* Stored records:
§ §

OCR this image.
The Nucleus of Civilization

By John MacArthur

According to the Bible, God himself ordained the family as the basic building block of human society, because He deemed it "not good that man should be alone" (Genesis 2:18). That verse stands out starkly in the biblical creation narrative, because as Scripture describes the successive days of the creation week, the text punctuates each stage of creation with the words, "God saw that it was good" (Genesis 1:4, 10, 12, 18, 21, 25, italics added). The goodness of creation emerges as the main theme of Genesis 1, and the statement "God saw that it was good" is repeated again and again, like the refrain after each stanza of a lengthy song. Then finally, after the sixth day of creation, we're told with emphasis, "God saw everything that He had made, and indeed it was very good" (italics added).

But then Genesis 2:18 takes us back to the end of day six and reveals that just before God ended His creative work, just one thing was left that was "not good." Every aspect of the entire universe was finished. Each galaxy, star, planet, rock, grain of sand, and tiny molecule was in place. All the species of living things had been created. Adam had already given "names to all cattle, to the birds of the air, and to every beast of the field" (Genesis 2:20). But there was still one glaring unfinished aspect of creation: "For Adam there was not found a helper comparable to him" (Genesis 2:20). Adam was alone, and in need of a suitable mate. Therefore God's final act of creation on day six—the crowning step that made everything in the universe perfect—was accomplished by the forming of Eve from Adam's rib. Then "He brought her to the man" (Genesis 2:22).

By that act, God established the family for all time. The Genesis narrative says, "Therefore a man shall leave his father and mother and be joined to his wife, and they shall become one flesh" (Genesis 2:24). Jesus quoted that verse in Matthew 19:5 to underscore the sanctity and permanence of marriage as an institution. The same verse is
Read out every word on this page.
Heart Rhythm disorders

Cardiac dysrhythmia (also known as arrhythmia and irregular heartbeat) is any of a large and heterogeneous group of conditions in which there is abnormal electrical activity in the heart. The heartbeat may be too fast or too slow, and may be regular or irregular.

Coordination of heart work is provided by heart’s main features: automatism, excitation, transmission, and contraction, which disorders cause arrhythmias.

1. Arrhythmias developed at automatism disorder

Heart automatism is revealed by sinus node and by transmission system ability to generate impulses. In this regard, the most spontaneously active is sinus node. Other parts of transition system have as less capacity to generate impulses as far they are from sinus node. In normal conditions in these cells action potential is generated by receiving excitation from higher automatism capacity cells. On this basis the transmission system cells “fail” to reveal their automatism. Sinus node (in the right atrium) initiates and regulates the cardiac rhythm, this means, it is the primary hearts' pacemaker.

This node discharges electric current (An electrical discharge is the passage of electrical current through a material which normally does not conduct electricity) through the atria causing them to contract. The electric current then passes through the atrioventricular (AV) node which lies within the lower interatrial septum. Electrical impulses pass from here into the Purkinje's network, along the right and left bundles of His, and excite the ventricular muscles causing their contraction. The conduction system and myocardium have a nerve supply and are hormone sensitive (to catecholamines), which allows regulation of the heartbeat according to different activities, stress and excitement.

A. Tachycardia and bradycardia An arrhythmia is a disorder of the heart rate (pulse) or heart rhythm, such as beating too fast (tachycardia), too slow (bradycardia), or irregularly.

§ §

* PROBLEM DESCRIPTION: Print every entry exactly.

* ANSWER BELOW:
OCR this image.
The Nucleus of Civilization

By John MacArthur

According to the Bible, God himself ordained the family as the basic building block of human society, because He deemed it "not good that man should be alone" (Genesis 2:18). That verse stands out starkly in the biblical creation narrative, because as Scripture describes the successive days of the creation week, the text punctuates each stage of creation with the words, "God saw that it was good" (Genesis 1:4, 10, 12, 18, 21, 25, italics added). The goodness of creation emerges as the main theme of Genesis 1, and the statement "God saw that it was good" is repeated again and again, like the refrain after each stanza of a lengthy song. Then finally, after the sixth day of creation, we're told with emphasis, "God saw everything that He had made, and indeed it was very good" (italics added).

But then Genesis 2:18 takes us back to the end of day six and reveals that just before God ended His creative work, just one thing was left that was "not good." Every aspect of the entire universe was finished. Each galaxy, star, planet, rock, grain of sand, and tiny molecule was in place. All the species of living things had been created. Adam had already given "names to all cattle, to the birds of the air, and to every beast of the field" (Genesis 2:20). But there was still one glaring unfinished aspect of creation: "For Adam there was not found a helper comparable to him" (Genesis 2:20). Adam was alone, and in need of a suitable mate. Therefore God's final act of creation on day six—the crowning step that made everything in the universe perfect—was accomplished by the forming of Eve from Adam's rib. Then "He brought her to the man" (Genesis 2:22).

By that act, God established the family for all time. The Genesis narrative says, "Therefore a man shall leave his father and mother and be joined to his wife, and they shall become one flesh" (Genesis 2:24). Jesus quoted that verse in Matthew 19:5 to underscore the sanctity and permanence of marriage as an institution. The same verse is
Read out every word on this page.
Heart Rhythm disorders

Cardiac dysrhythmia (also known as arrhythmia and irregular heartbeat) is any of a large and heterogeneous group of conditions in which there is abnormal electrical activity in the heart. The heartbeat may be too fast or too slow, and may be regular or irregular.

Coordination of heart work is provided by heart’s main features: automatism, excitation, transmission, and contraction, which disorders cause arrhythmias.

1. Arrhythmias developed at automatism disorder

Heart automatism is revealed by sinus node and by transmission system ability to generate impulses. In this regard, the most spontaneously active is sinus node. Other parts of transition system have as less capacity to generate impulses as far they are from sinus node. In normal conditions in these cells action potential is generated by receiving excitation from higher automatism capacity cells. On this basis the transmission system cells “fail” to reveal their automatism. Sinus node (in the right atrium) initiates and regulates the cardiac rhythm, this means, it is the primary hearts' pacemaker.

This node discharges electric current (An electrical discharge is the passage of electrical current through a material which normally does not conduct electricity) through the atria causing them to contract. The electric current then passes through the atrioventricular (AV) node which lies within the lower interatrial septum. Electrical impulses pass from here into the Purkinje's network, along the right and left bundles of His, and excite the ventricular muscles causing their contraction. The conduction system and myocardium have a nerve supply and are hormone sensitive (to catecholamines), which allows regulation of the heartbeat according to different activities, stress and excitement.

A. Tachycardia and bradycardia An arrhythmia is a disorder of the heart rate (pulse) or heart rhythm, such as beating too fast (tachycardia), too slow (bradycardia), or irregularly.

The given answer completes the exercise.